_RECORD LIST_
↓
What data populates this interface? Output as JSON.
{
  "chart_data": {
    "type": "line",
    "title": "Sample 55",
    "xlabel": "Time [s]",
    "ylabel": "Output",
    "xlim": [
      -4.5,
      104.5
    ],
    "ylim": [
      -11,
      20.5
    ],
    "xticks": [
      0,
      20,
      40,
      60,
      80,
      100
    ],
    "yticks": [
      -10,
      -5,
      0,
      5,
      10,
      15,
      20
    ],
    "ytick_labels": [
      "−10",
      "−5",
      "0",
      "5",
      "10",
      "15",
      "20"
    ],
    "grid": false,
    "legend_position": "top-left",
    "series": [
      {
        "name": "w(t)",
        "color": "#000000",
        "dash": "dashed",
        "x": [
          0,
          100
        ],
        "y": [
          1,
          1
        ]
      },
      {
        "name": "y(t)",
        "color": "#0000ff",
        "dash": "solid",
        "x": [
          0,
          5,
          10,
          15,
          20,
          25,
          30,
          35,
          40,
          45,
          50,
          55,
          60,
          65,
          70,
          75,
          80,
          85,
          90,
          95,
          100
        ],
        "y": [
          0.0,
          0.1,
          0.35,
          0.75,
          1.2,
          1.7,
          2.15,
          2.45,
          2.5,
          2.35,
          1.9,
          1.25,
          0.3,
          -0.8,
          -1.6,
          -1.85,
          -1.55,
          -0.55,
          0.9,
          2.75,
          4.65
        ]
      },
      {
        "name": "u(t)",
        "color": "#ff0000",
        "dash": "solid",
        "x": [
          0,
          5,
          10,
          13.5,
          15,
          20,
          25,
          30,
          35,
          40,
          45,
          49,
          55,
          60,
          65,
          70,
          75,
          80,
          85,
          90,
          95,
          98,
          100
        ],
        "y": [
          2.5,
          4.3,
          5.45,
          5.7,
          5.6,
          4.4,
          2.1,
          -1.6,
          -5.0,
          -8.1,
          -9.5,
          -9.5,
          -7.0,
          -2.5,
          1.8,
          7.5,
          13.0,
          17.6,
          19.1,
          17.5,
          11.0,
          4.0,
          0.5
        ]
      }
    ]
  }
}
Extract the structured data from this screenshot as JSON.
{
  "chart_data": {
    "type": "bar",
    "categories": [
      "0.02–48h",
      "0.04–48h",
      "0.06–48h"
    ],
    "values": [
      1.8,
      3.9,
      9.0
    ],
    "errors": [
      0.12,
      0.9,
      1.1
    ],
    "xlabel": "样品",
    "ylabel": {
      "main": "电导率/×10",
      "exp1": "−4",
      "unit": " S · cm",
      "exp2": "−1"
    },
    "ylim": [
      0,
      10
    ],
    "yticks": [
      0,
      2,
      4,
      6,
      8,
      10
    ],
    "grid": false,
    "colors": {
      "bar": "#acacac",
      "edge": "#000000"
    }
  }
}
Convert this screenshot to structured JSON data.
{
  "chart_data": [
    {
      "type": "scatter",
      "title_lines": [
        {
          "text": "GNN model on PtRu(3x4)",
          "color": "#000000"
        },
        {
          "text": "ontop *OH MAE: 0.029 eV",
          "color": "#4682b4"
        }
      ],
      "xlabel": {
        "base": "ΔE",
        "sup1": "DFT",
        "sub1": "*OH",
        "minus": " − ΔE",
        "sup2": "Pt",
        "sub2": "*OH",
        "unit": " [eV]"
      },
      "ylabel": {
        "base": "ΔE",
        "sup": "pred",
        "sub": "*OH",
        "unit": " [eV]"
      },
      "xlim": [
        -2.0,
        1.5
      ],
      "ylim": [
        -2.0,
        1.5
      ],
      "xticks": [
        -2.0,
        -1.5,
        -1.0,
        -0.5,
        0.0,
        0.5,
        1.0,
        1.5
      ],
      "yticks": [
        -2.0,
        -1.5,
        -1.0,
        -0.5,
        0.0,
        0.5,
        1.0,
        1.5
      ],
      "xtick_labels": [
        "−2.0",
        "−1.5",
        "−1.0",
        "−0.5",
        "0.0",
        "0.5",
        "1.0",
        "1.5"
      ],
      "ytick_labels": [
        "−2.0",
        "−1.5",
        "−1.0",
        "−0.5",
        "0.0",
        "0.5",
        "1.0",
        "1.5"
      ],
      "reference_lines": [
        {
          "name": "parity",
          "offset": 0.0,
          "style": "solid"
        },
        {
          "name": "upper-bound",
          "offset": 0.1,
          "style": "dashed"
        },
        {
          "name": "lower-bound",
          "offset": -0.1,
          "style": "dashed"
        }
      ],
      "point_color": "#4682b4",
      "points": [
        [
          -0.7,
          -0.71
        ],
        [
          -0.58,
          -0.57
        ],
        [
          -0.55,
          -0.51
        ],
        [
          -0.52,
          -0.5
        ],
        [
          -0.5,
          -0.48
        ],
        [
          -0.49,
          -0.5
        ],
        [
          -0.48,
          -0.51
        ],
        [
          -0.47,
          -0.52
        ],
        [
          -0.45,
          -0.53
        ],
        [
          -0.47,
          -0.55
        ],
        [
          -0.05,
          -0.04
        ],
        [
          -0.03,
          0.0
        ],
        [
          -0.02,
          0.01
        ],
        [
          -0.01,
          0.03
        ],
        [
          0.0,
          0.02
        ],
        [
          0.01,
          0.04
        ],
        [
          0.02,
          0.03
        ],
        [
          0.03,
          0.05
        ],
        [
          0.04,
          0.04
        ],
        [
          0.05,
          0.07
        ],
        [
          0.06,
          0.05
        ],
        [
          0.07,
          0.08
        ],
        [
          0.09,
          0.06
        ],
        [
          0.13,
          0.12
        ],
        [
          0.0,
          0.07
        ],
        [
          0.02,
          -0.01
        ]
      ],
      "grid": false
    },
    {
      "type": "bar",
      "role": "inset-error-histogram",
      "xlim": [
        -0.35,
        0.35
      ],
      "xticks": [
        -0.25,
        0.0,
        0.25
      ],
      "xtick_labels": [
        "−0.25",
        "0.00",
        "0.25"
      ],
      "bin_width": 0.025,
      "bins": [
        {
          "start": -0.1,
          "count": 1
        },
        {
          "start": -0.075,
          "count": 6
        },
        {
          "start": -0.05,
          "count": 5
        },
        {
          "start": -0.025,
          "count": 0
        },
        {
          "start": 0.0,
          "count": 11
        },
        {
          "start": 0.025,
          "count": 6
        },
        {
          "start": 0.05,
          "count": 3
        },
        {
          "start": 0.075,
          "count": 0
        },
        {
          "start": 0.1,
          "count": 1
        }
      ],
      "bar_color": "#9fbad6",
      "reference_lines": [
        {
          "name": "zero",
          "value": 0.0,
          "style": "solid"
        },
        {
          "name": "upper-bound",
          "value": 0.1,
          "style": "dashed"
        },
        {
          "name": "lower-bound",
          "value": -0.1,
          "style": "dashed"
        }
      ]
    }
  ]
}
↑
_TO DO_
Which lines in the records above contain the string "text"? Copy each one.

_OUTPUT BELOW_
          "text": "GNN model on PtRu(3x4)",
          "text": "ontop *OH MAE: 0.029 eV",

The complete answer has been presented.